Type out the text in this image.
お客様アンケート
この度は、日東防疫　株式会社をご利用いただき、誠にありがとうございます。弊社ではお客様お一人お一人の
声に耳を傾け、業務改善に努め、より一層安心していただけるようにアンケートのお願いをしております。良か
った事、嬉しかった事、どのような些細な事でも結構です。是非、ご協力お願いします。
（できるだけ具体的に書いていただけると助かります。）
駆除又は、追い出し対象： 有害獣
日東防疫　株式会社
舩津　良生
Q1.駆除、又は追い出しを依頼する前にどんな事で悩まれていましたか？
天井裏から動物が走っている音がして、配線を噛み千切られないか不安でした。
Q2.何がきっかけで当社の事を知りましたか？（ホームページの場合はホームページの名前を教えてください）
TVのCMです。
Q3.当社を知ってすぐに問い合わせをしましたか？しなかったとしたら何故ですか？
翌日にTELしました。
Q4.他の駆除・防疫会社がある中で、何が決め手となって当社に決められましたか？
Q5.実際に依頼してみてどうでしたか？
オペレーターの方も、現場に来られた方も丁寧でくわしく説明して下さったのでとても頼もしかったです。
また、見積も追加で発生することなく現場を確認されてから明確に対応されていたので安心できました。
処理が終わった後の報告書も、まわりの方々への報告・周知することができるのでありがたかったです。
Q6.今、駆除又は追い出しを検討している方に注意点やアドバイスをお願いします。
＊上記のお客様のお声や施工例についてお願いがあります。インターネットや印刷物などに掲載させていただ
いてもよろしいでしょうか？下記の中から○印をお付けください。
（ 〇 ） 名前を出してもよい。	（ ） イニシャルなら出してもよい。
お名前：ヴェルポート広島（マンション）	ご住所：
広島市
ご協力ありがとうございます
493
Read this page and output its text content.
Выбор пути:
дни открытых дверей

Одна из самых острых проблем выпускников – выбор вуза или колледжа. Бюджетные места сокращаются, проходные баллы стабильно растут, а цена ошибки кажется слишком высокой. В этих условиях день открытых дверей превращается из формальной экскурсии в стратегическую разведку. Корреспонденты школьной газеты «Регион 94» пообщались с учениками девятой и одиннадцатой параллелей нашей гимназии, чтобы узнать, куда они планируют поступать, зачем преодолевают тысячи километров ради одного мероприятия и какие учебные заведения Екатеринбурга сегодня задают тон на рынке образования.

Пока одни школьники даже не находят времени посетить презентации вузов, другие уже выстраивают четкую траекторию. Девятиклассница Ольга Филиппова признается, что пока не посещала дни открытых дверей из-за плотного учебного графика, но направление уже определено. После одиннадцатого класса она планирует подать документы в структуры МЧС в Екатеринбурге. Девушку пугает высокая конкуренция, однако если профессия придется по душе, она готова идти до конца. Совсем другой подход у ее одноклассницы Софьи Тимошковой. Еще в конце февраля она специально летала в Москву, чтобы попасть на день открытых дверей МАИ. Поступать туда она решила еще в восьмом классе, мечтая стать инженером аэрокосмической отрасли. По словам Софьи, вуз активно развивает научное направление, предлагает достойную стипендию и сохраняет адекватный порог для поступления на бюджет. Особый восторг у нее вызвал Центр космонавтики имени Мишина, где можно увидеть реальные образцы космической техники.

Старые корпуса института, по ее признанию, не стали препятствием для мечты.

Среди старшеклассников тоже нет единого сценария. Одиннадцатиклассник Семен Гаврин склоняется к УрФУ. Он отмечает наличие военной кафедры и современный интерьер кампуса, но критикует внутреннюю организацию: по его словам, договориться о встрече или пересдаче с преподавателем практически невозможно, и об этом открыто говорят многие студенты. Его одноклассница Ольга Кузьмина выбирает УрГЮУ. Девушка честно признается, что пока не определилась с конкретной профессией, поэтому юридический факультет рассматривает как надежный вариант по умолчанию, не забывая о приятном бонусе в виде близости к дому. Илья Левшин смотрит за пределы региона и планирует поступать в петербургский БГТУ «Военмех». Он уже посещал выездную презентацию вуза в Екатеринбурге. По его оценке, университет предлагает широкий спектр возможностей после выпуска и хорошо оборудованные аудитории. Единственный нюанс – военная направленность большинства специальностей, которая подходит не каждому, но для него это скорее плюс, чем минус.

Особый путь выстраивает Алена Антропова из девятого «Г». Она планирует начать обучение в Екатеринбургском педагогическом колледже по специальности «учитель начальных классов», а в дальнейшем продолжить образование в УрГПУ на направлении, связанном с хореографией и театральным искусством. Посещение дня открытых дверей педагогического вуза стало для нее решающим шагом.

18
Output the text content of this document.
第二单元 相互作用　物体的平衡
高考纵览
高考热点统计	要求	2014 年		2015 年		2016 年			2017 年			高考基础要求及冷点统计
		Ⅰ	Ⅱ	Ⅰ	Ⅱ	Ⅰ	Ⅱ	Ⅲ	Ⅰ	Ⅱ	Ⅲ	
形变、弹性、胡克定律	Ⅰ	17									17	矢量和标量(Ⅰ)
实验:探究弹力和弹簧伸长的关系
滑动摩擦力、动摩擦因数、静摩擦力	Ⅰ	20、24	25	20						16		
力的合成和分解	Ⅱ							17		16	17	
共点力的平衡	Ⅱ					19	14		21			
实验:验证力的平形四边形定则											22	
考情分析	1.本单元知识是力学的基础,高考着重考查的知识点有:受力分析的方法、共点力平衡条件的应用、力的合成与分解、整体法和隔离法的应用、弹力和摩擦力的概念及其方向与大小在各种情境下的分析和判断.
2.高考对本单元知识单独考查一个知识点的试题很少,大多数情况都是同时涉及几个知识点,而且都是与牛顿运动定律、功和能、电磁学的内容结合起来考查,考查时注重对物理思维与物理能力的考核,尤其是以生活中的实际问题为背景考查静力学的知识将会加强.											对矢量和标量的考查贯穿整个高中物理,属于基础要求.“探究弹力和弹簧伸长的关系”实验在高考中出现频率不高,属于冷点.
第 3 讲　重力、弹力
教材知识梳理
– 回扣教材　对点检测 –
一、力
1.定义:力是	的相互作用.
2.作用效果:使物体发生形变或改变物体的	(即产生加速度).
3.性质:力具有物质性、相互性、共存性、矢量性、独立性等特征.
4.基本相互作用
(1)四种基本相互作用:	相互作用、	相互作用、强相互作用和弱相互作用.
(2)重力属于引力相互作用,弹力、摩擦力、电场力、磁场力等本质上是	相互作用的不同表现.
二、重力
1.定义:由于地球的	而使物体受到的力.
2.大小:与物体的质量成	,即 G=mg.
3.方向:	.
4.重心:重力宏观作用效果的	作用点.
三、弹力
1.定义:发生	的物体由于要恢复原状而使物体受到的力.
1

= Exercise details =
Reproduce every entry shown above, precisely as it stands.

= Solution for this problem =
Type out the text in this image.
お客様アンケート
この度は、日東防疫　株式会社をご利用いただき、誠にありがとうございます。弊社ではお客様お一人お一人の
声に耳を傾け、業務改善に努め、より一層安心していただけるようにアンケートのお願いをしております。良か
った事、嬉しかった事、どのような些細な事でも結構です。是非、ご協力お願いします。
（できるだけ具体的に書いていただけると助かります。）
駆除又は、追い出し対象： 有害獣
日東防疫　株式会社
舩津　良生
Q1.駆除、又は追い出しを依頼する前にどんな事で悩まれていましたか？
天井裏から動物が走っている音がして、配線を噛み千切られないか不安でした。
Q2.何がきっかけで当社の事を知りましたか？（ホームページの場合はホームページの名前を教えてください）
TVのCMです。
Q3.当社を知ってすぐに問い合わせをしましたか？しなかったとしたら何故ですか？
翌日にTELしました。
Q4.他の駆除・防疫会社がある中で、何が決め手となって当社に決められましたか？
Q5.実際に依頼してみてどうでしたか？
オペレーターの方も、現場に来られた方も丁寧でくわしく説明して下さったのでとても頼もしかったです。
また、見積も追加で発生することなく現場を確認されてから明確に対応されていたので安心できました。
処理が終わった後の報告書も、まわりの方々への報告・周知することができるのでありがたかったです。
Q6.今、駆除又は追い出しを検討している方に注意点やアドバイスをお願いします。
＊上記のお客様のお声や施工例についてお願いがあります。インターネットや印刷物などに掲載させていただ
いてもよろしいでしょうか？下記の中から○印をお付けください。
（ 〇 ） 名前を出してもよい。	（ ） イニシャルなら出してもよい。
お名前：ヴェルポート広島（マンション）	ご住所：
広島市
ご協力ありがとうございます
493
Read this page and output its text content.
Выбор пути:
дни открытых дверей

Одна из самых острых проблем выпускников – выбор вуза или колледжа. Бюджетные места сокращаются, проходные баллы стабильно растут, а цена ошибки кажется слишком высокой. В этих условиях день открытых дверей превращается из формальной экскурсии в стратегическую разведку. Корреспонденты школьной газеты «Регион 94» пообщались с учениками девятой и одиннадцатой параллелей нашей гимназии, чтобы узнать, куда они планируют поступать, зачем преодолевают тысячи километров ради одного мероприятия и какие учебные заведения Екатеринбурга сегодня задают тон на рынке образования.

Пока одни школьники даже не находят времени посетить презентации вузов, другие уже выстраивают четкую траекторию. Девятиклассница Ольга Филиппова признается, что пока не посещала дни открытых дверей из-за плотного учебного графика, но направление уже определено. После одиннадцатого класса она планирует подать документы в структуры МЧС в Екатеринбурге. Девушку пугает высокая конкуренция, однако если профессия придется по душе, она готова идти до конца. Совсем другой подход у ее одноклассницы Софьи Тимошковой. Еще в конце февраля она специально летала в Москву, чтобы попасть на день открытых дверей МАИ. Поступать туда она решила еще в восьмом классе, мечтая стать инженером аэрокосмической отрасли. По словам Софьи, вуз активно развивает научное направление, предлагает достойную стипендию и сохраняет адекватный порог для поступления на бюджет. Особый восторг у нее вызвал Центр космонавтики имени Мишина, где можно увидеть реальные образцы космической техники.

Старые корпуса института, по ее признанию, не стали препятствием для мечты.

Среди старшеклассников тоже нет единого сценария. Одиннадцатиклассник Семен Гаврин склоняется к УрФУ. Он отмечает наличие военной кафедры и современный интерьер кампуса, но критикует внутреннюю организацию: по его словам, договориться о встрече или пересдаче с преподавателем практически невозможно, и об этом открыто говорят многие студенты. Его одноклассница Ольга Кузьмина выбирает УрГЮУ. Девушка честно признается, что пока не определилась с конкретной профессией, поэтому юридический факультет рассматривает как надежный вариант по умолчанию, не забывая о приятном бонусе в виде близости к дому. Илья Левшин смотрит за пределы региона и планирует поступать в петербургский БГТУ «Военмех». Он уже посещал выездную презентацию вуза в Екатеринбурге. По его оценке, университет предлагает широкий спектр возможностей после выпуска и хорошо оборудованные аудитории. Единственный нюанс – военная направленность большинства специальностей, которая подходит не каждому, но для него это скорее плюс, чем минус.

Особый путь выстраивает Алена Антропова из девятого «Г». Она планирует начать обучение в Екатеринбургском педагогическом колледже по специальности «учитель начальных классов», а в дальнейшем продолжить образование в УрГПУ на направлении, связанном с хореографией и театральным искусством. Посещение дня открытых дверей педагогического вуза стало для нее решающим шагом.

18
Output the text content of this document.
第二单元 相互作用　物体的平衡
高考纵览
高考热点统计	要求	2014 年		2015 年		2016 年			2017 年			高考基础要求及冷点统计
		Ⅰ	Ⅱ	Ⅰ	Ⅱ	Ⅰ	Ⅱ	Ⅲ	Ⅰ	Ⅱ	Ⅲ	
形变、弹性、胡克定律	Ⅰ	17									17	矢量和标量(Ⅰ)
实验:探究弹力和弹簧伸长的关系
滑动摩擦力、动摩擦因数、静摩擦力	Ⅰ	20、24	25	20						16		
力的合成和分解	Ⅱ							17		16	17	
共点力的平衡	Ⅱ					19	14		21			
实验:验证力的平形四边形定则											22	
考情分析	1.本单元知识是力学的基础,高考着重考查的知识点有:受力分析的方法、共点力平衡条件的应用、力的合成与分解、整体法和隔离法的应用、弹力和摩擦力的概念及其方向与大小在各种情境下的分析和判断.
2.高考对本单元知识单独考查一个知识点的试题很少,大多数情况都是同时涉及几个知识点,而且都是与牛顿运动定律、功和能、电磁学的内容结合起来考查,考查时注重对物理思维与物理能力的考核,尤其是以生活中的实际问题为背景考查静力学的知识将会加强.											对矢量和标量的考查贯穿整个高中物理,属于基础要求.“探究弹力和弹簧伸长的关系”实验在高考中出现频率不高,属于冷点.
第 3 讲　重力、弹力
教材知识梳理
– 回扣教材　对点检测 –
一、力
1.定义:力是	的相互作用.
2.作用效果:使物体发生形变或改变物体的	(即产生加速度).
3.性质:力具有物质性、相互性、共存性、矢量性、独立性等特征.
4.基本相互作用
(1)四种基本相互作用:	相互作用、	相互作用、强相互作用和弱相互作用.
(2)重力属于引力相互作用,弹力、摩擦力、电场力、磁场力等本质上是	相互作用的不同表现.
二、重力
1.定义:由于地球的	而使物体受到的力.
2.大小:与物体的质量成	,即 G=mg.
3.方向:	.
4.重心:重力宏观作用效果的	作用点.
三、弹力
1.定义:发生	的物体由于要恢复原状而使物体受到的力.
1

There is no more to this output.